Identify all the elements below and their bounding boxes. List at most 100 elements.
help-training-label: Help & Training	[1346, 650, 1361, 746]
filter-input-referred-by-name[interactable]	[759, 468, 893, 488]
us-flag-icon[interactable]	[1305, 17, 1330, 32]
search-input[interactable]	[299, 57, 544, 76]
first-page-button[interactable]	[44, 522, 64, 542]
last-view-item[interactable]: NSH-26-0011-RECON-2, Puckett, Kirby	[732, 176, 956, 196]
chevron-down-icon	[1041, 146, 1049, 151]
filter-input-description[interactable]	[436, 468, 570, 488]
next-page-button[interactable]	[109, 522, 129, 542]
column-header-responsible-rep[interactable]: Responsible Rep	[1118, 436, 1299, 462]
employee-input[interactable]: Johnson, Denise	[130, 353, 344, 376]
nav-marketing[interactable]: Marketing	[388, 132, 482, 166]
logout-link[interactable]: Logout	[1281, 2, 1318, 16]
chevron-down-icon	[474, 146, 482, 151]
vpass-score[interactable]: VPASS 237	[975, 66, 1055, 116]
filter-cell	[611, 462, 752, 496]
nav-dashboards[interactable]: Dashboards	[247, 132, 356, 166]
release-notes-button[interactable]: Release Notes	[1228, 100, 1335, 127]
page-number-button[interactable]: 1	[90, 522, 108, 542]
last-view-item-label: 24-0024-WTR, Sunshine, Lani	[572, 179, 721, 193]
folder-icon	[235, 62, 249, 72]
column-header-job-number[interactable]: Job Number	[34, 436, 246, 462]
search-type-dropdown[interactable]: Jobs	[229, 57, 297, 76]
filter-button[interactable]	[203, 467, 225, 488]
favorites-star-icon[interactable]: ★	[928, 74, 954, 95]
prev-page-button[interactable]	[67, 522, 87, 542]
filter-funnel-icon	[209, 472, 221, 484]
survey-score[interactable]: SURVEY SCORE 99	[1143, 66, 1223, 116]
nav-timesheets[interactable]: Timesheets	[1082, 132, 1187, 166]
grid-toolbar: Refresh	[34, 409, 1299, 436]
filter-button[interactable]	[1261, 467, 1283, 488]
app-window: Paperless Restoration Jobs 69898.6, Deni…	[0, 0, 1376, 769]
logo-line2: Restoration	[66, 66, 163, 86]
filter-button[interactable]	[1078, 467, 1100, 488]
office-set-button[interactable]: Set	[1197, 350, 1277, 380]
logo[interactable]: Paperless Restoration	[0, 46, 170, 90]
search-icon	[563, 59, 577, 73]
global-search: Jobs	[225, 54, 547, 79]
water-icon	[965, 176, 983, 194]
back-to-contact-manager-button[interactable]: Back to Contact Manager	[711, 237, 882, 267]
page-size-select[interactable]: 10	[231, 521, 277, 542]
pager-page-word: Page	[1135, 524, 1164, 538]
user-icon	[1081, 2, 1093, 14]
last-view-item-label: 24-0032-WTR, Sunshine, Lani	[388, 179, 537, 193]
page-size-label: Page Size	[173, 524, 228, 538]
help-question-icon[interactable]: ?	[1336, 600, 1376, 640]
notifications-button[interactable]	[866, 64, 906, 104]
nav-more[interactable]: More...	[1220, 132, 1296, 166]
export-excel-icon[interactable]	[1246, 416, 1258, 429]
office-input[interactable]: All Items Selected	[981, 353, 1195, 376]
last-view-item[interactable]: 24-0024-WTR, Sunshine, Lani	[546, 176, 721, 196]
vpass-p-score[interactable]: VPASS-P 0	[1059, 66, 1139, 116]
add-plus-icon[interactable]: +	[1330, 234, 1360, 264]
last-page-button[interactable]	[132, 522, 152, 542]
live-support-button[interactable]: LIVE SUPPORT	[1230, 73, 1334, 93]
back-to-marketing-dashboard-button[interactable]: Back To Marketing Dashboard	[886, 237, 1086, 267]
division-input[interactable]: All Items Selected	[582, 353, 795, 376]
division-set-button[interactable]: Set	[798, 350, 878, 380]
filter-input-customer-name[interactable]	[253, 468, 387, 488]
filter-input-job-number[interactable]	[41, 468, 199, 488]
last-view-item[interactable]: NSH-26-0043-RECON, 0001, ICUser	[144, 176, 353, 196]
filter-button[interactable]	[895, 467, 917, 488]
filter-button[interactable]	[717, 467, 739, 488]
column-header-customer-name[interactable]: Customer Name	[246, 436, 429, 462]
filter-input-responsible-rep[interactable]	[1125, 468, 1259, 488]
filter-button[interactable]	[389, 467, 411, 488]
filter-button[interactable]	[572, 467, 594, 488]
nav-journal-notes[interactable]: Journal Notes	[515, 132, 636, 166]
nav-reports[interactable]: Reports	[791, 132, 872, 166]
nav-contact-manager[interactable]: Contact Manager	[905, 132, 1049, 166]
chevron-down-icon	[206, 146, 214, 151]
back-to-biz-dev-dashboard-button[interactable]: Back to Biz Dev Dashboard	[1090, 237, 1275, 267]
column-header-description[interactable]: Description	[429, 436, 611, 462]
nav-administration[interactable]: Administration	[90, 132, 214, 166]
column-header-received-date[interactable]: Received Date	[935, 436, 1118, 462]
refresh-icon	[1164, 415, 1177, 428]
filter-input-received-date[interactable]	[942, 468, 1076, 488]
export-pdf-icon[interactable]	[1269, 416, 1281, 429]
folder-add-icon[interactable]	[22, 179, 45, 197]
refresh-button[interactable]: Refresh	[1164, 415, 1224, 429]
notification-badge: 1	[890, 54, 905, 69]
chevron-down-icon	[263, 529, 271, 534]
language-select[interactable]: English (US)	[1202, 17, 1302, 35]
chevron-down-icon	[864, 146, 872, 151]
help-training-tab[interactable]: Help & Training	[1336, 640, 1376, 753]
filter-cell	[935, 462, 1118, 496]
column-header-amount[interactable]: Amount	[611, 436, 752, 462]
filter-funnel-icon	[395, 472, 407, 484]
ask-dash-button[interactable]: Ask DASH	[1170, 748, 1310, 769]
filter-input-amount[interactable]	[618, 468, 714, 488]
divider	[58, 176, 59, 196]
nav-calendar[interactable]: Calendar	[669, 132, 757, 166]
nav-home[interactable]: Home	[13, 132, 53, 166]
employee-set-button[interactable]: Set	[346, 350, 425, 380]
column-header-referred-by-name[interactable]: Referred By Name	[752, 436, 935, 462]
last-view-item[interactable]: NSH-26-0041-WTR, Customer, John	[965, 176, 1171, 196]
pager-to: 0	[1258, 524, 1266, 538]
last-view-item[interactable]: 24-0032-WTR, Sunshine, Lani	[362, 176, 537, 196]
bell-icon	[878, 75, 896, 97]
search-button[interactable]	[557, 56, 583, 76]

◆ **YOUR INSTRUCTIONS**
Rewrite the rows above, changing every "filter-button" to "filter-toggle" and keeping everything else the same.

◆ **THE ANSWER**
Identify all the elements below and their bounding boxes. List at most 100 elements.
help-training-label: Help & Training	[1346, 650, 1361, 746]
filter-input-referred-by-name[interactable]	[759, 468, 893, 488]
us-flag-icon[interactable]	[1305, 17, 1330, 32]
search-input[interactable]	[299, 57, 544, 76]
first-page-button[interactable]	[44, 522, 64, 542]
last-view-item[interactable]: NSH-26-0011-RECON-2, Puckett, Kirby	[732, 176, 956, 196]
chevron-down-icon	[1041, 146, 1049, 151]
filter-input-description[interactable]	[436, 468, 570, 488]
next-page-button[interactable]	[109, 522, 129, 542]
column-header-responsible-rep[interactable]: Responsible Rep	[1118, 436, 1299, 462]
employee-input[interactable]: Johnson, Denise	[130, 353, 344, 376]
nav-marketing[interactable]: Marketing	[388, 132, 482, 166]
logout-link[interactable]: Logout	[1281, 2, 1318, 16]
chevron-down-icon	[474, 146, 482, 151]
vpass-score[interactable]: VPASS 237	[975, 66, 1055, 116]
filter-cell	[611, 462, 752, 496]
nav-dashboards[interactable]: Dashboards	[247, 132, 356, 166]
release-notes-button[interactable]: Release Notes	[1228, 100, 1335, 127]
page-number-button[interactable]: 1	[90, 522, 108, 542]
last-view-item-label: 24-0024-WTR, Sunshine, Lani	[572, 179, 721, 193]
folder-icon	[235, 62, 249, 72]
column-header-job-number[interactable]: Job Number	[34, 436, 246, 462]
search-type-dropdown[interactable]: Jobs	[229, 57, 297, 76]
filter-toggle[interactable]	[203, 467, 225, 488]
favorites-star-icon[interactable]: ★	[928, 74, 954, 95]
prev-page-button[interactable]	[67, 522, 87, 542]
filter-funnel-icon	[209, 472, 221, 484]
survey-score[interactable]: SURVEY SCORE 99	[1143, 66, 1223, 116]
nav-timesheets[interactable]: Timesheets	[1082, 132, 1187, 166]
grid-toolbar: Refresh	[34, 409, 1299, 436]
filter-toggle[interactable]	[1261, 467, 1283, 488]
app-window: Paperless Restoration Jobs 69898.6, Deni…	[0, 0, 1376, 769]
logo-line2: Restoration	[66, 66, 163, 86]
filter-toggle[interactable]	[1078, 467, 1100, 488]
office-set-button[interactable]: Set	[1197, 350, 1277, 380]
logo[interactable]: Paperless Restoration	[0, 46, 170, 90]
search-icon	[563, 59, 577, 73]
global-search: Jobs	[225, 54, 547, 79]
water-icon	[965, 176, 983, 194]
back-to-contact-manager-button[interactable]: Back to Contact Manager	[711, 237, 882, 267]
page-size-select[interactable]: 10	[231, 521, 277, 542]
pager-page-word: Page	[1135, 524, 1164, 538]
user-icon	[1081, 2, 1093, 14]
last-view-item-label: 24-0032-WTR, Sunshine, Lani	[388, 179, 537, 193]
page-size-label: Page Size	[173, 524, 228, 538]
help-question-icon[interactable]: ?	[1336, 600, 1376, 640]
notifications-button[interactable]	[866, 64, 906, 104]
nav-more[interactable]: More...	[1220, 132, 1296, 166]
export-excel-icon[interactable]	[1246, 416, 1258, 429]
office-input[interactable]: All Items Selected	[981, 353, 1195, 376]
last-view-item[interactable]: 24-0024-WTR, Sunshine, Lani	[546, 176, 721, 196]
vpass-p-score[interactable]: VPASS-P 0	[1059, 66, 1139, 116]
add-plus-icon[interactable]: +	[1330, 234, 1360, 264]
last-page-button[interactable]	[132, 522, 152, 542]
live-support-button[interactable]: LIVE SUPPORT	[1230, 73, 1334, 93]
back-to-marketing-dashboard-button[interactable]: Back To Marketing Dashboard	[886, 237, 1086, 267]
division-input[interactable]: All Items Selected	[582, 353, 795, 376]
division-set-button[interactable]: Set	[798, 350, 878, 380]
filter-input-customer-name[interactable]	[253, 468, 387, 488]
filter-input-job-number[interactable]	[41, 468, 199, 488]
last-view-item[interactable]: NSH-26-0043-RECON, 0001, ICUser	[144, 176, 353, 196]
filter-toggle[interactable]	[895, 467, 917, 488]
filter-toggle[interactable]	[717, 467, 739, 488]
column-header-customer-name[interactable]: Customer Name	[246, 436, 429, 462]
filter-input-responsible-rep[interactable]	[1125, 468, 1259, 488]
filter-toggle[interactable]	[389, 467, 411, 488]
filter-toggle[interactable]	[572, 467, 594, 488]
nav-journal-notes[interactable]: Journal Notes	[515, 132, 636, 166]
nav-reports[interactable]: Reports	[791, 132, 872, 166]
nav-contact-manager[interactable]: Contact Manager	[905, 132, 1049, 166]
chevron-down-icon	[206, 146, 214, 151]
back-to-biz-dev-dashboard-button[interactable]: Back to Biz Dev Dashboard	[1090, 237, 1275, 267]
column-header-description[interactable]: Description	[429, 436, 611, 462]
nav-administration[interactable]: Administration	[90, 132, 214, 166]
column-header-received-date[interactable]: Received Date	[935, 436, 1118, 462]
refresh-icon	[1164, 415, 1177, 428]
filter-input-received-date[interactable]	[942, 468, 1076, 488]
export-pdf-icon[interactable]	[1269, 416, 1281, 429]
folder-add-icon[interactable]	[22, 179, 45, 197]
refresh-button[interactable]: Refresh	[1164, 415, 1224, 429]
notification-badge: 1	[890, 54, 905, 69]
chevron-down-icon	[263, 529, 271, 534]
language-select[interactable]: English (US)	[1202, 17, 1302, 35]
chevron-down-icon	[864, 146, 872, 151]
help-training-tab[interactable]: Help & Training	[1336, 640, 1376, 753]
filter-cell	[935, 462, 1118, 496]
column-header-amount[interactable]: Amount	[611, 436, 752, 462]
filter-funnel-icon	[395, 472, 407, 484]
ask-dash-button[interactable]: Ask DASH	[1170, 748, 1310, 769]
filter-input-amount[interactable]	[618, 468, 714, 488]
divider	[58, 176, 59, 196]
nav-calendar[interactable]: Calendar	[669, 132, 757, 166]
nav-home[interactable]: Home	[13, 132, 53, 166]
employee-set-button[interactable]: Set	[346, 350, 425, 380]
column-header-referred-by-name[interactable]: Referred By Name	[752, 436, 935, 462]
last-view-item[interactable]: NSH-26-0041-WTR, Customer, John	[965, 176, 1171, 196]
pager-to: 0	[1258, 524, 1266, 538]
last-view-item[interactable]: 24-0032-WTR, Sunshine, Lani	[362, 176, 537, 196]
bell-icon	[878, 75, 896, 97]
search-button[interactable]	[557, 56, 583, 76]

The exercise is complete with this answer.